(Stored records)
______
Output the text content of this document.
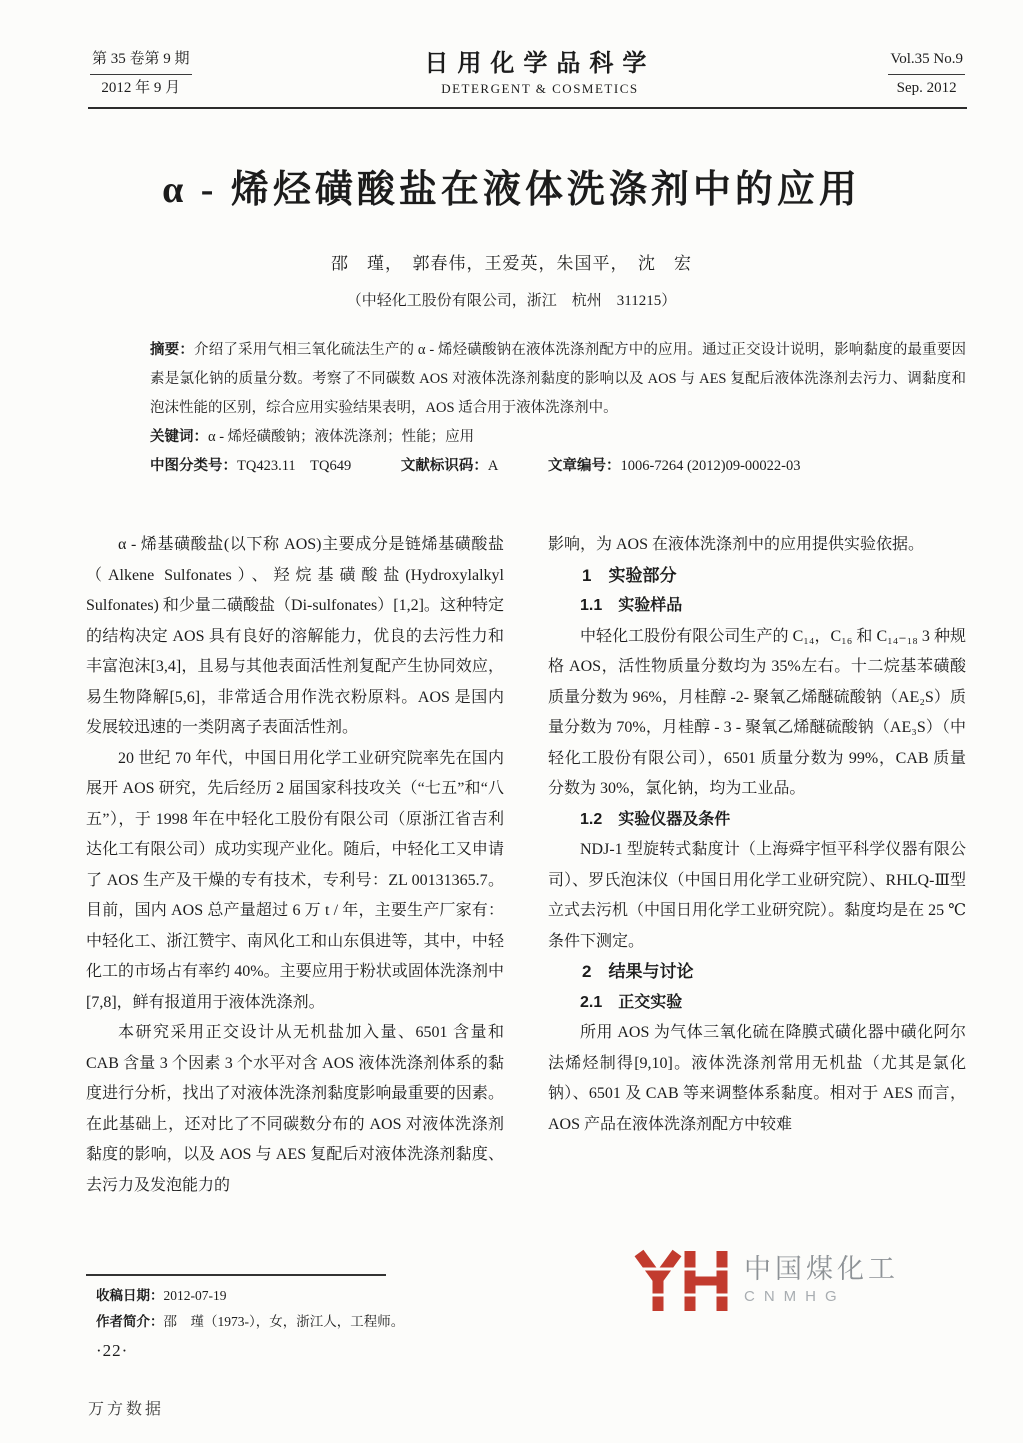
第 35 卷第 9 期
2012 年 9 月
日用化学品科学
DETERGENT & COSMETICS
Vol.35 No.9
Sep. 2012
α - 烯烃磺酸盐在液体洗涤剂中的应用
邵　瑾，　郭春伟，王爱英，朱国平，　沈　宏
（中轻化工股份有限公司，浙江　杭州　311215）

摘要：介绍了采用气相三氧化硫法生产的 α - 烯烃磺酸钠在液体洗涤剂配方中的应用。通过正交设计说明，影响黏度的最重要因素是氯化钠的质量分数。考察了不同碳数 AOS 对液体洗涤剂黏度的影响以及 AOS 与 AES 复配后液体洗涤剂去污力、调黏度和泡沫性能的区别，综合应用实验结果表明，AOS 适合用于液体洗涤剂中。

关键词：α - 烯烃磺酸钠；液体洗涤剂；性能；应用

中图分类号：TQ423.11　TQ649	文献标识码：A	文章编号：1006-7264 (2012)09-00022-03

α - 烯基磺酸盐(以下称 AOS)主要成分是链烯基磺酸盐（Alkene Sulfonates）、羟烷基磺酸盐(Hydroxylalkyl Sulfonates) 和少量二磺酸盐（Di-sulfonates）[1,2]。这种特定的结构决定 AOS 具有良好的溶解能力，优良的去污性力和丰富泡沫[3,4]，且易与其他表面活性剂复配产生协同效应，易生物降解[5,6]，非常适合用作洗衣粉原料。AOS 是国内发展较迅速的一类阴离子表面活性剂。

20 世纪 70 年代，中国日用化学工业研究院率先在国内展开 AOS 研究，先后经历 2 届国家科技攻关（“七五”和“八五”），于 1998 年在中轻化工股份有限公司（原浙江省吉利达化工有限公司）成功实现产业化。随后，中轻化工又申请了 AOS 生产及干燥的专有技术，专利号：ZL 00131365.7。目前，国内 AOS 总产量超过 6 万 t / 年，主要生产厂家有：中轻化工、浙江赞宇、南风化工和山东俱进等，其中，中轻化工的市场占有率约 40%。主要应用于粉状或固体洗涤剂中[7,8]，鲜有报道用于液体洗涤剂。

本研究采用正交设计从无机盐加入量、6501 含量和 CAB 含量 3 个因素 3 个水平对含 AOS 液体洗涤剂体系的黏度进行分析，找出了对液体洗涤剂黏度影响最重要的因素。在此基础上，还对比了不同碳数分布的 AOS 对液体洗涤剂黏度的影响，以及 AOS 与 AES 复配后对液体洗涤剂黏度、去污力及发泡能力的

影响，为 AOS 在液体洗涤剂中的应用提供实验依据。

1　实验部分

1.1　实验样品

中轻化工股份有限公司生产的 C₁₄，C₁₆ 和 C₁₄₋₁₈ 3 种规格 AOS，活性物质量分数均为 35%左右。十二烷基苯磺酸质量分数为 96%，月桂醇 -2- 聚氧乙烯醚硫酸钠（AE₂S）质量分数为 70%，月桂醇 - 3 - 聚氧乙烯醚硫酸钠（AE₃S）（中轻化工股份有限公司），6501 质量分数为 99%，CAB 质量分数为 30%，氯化钠，均为工业品。

1.2　实验仪器及条件

NDJ-1 型旋转式黏度计（上海舜宇恒平科学仪器有限公司）、罗氏泡沫仪（中国日用化学工业研究院）、RHLQ-Ⅲ型立式去污机（中国日用化学工业研究院）。黏度均是在 25 ℃条件下测定。

2　结果与讨论

2.1　正交实验

所用 AOS 为气体三氧化硫在降膜式磺化器中磺化阿尔法烯烃制得[9,10]。液体洗涤剂常用无机盐（尤其是氯化钠）、6501 及 CAB 等来调整体系黏度。相对于 AES 而言，AOS 产品在液体洗涤剂配方中较难

收稿日期：2012-07-19
作者简介：邵　瑾（1973-），女，浙江人，工程师。
·22·
万方数据
中国煤化工
CNMHG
______
PROBLEM DESCRIPTION » Reproduce every entry word for word, but skip any pictures.

RESULT »
Output the text content of this document.
第 35 卷第 9 期
2012 年 9 月
日用化学品科学
DETERGENT & COSMETICS
Vol.35 No.9
Sep. 2012
α - 烯烃磺酸盐在液体洗涤剂中的应用
邵　瑾，　郭春伟，王爱英，朱国平，　沈　宏
（中轻化工股份有限公司，浙江　杭州　311215）

摘要：介绍了采用气相三氧化硫法生产的 α - 烯烃磺酸钠在液体洗涤剂配方中的应用。通过正交设计说明，影响黏度的最重要因素是氯化钠的质量分数。考察了不同碳数 AOS 对液体洗涤剂黏度的影响以及 AOS 与 AES 复配后液体洗涤剂去污力、调黏度和泡沫性能的区别，综合应用实验结果表明，AOS 适合用于液体洗涤剂中。

关键词：α - 烯烃磺酸钠；液体洗涤剂；性能；应用

中图分类号：TQ423.11　TQ649	文献标识码：A	文章编号：1006-7264 (2012)09-00022-03

α - 烯基磺酸盐(以下称 AOS)主要成分是链烯基磺酸盐（Alkene Sulfonates）、羟烷基磺酸盐(Hydroxylalkyl Sulfonates) 和少量二磺酸盐（Di-sulfonates）[1,2]。这种特定的结构决定 AOS 具有良好的溶解能力，优良的去污性力和丰富泡沫[3,4]，且易与其他表面活性剂复配产生协同效应，易生物降解[5,6]，非常适合用作洗衣粉原料。AOS 是国内发展较迅速的一类阴离子表面活性剂。

20 世纪 70 年代，中国日用化学工业研究院率先在国内展开 AOS 研究，先后经历 2 届国家科技攻关（“七五”和“八五”），于 1998 年在中轻化工股份有限公司（原浙江省吉利达化工有限公司）成功实现产业化。随后，中轻化工又申请了 AOS 生产及干燥的专有技术，专利号：ZL 00131365.7。目前，国内 AOS 总产量超过 6 万 t / 年，主要生产厂家有：中轻化工、浙江赞宇、南风化工和山东俱进等，其中，中轻化工的市场占有率约 40%。主要应用于粉状或固体洗涤剂中[7,8]，鲜有报道用于液体洗涤剂。

本研究采用正交设计从无机盐加入量、6501 含量和 CAB 含量 3 个因素 3 个水平对含 AOS 液体洗涤剂体系的黏度进行分析，找出了对液体洗涤剂黏度影响最重要的因素。在此基础上，还对比了不同碳数分布的 AOS 对液体洗涤剂黏度的影响，以及 AOS 与 AES 复配后对液体洗涤剂黏度、去污力及发泡能力的

影响，为 AOS 在液体洗涤剂中的应用提供实验依据。

1　实验部分

1.1　实验样品

中轻化工股份有限公司生产的 C₁₄，C₁₆ 和 C₁₄₋₁₈ 3 种规格 AOS，活性物质量分数均为 35%左右。十二烷基苯磺酸质量分数为 96%，月桂醇 -2- 聚氧乙烯醚硫酸钠（AE₂S）质量分数为 70%，月桂醇 - 3 - 聚氧乙烯醚硫酸钠（AE₃S）（中轻化工股份有限公司），6501 质量分数为 99%，CAB 质量分数为 30%，氯化钠，均为工业品。

1.2　实验仪器及条件

NDJ-1 型旋转式黏度计（上海舜宇恒平科学仪器有限公司）、罗氏泡沫仪（中国日用化学工业研究院）、RHLQ-Ⅲ型立式去污机（中国日用化学工业研究院）。黏度均是在 25 ℃条件下测定。

2　结果与讨论

2.1　正交实验

所用 AOS 为气体三氧化硫在降膜式磺化器中磺化阿尔法烯烃制得[9,10]。液体洗涤剂常用无机盐（尤其是氯化钠）、6501 及 CAB 等来调整体系黏度。相对于 AES 而言，AOS 产品在液体洗涤剂配方中较难

收稿日期：2012-07-19
作者简介：邵　瑾（1973-），女，浙江人，工程师。
·22·
万方数据
中国煤化工
CNMHG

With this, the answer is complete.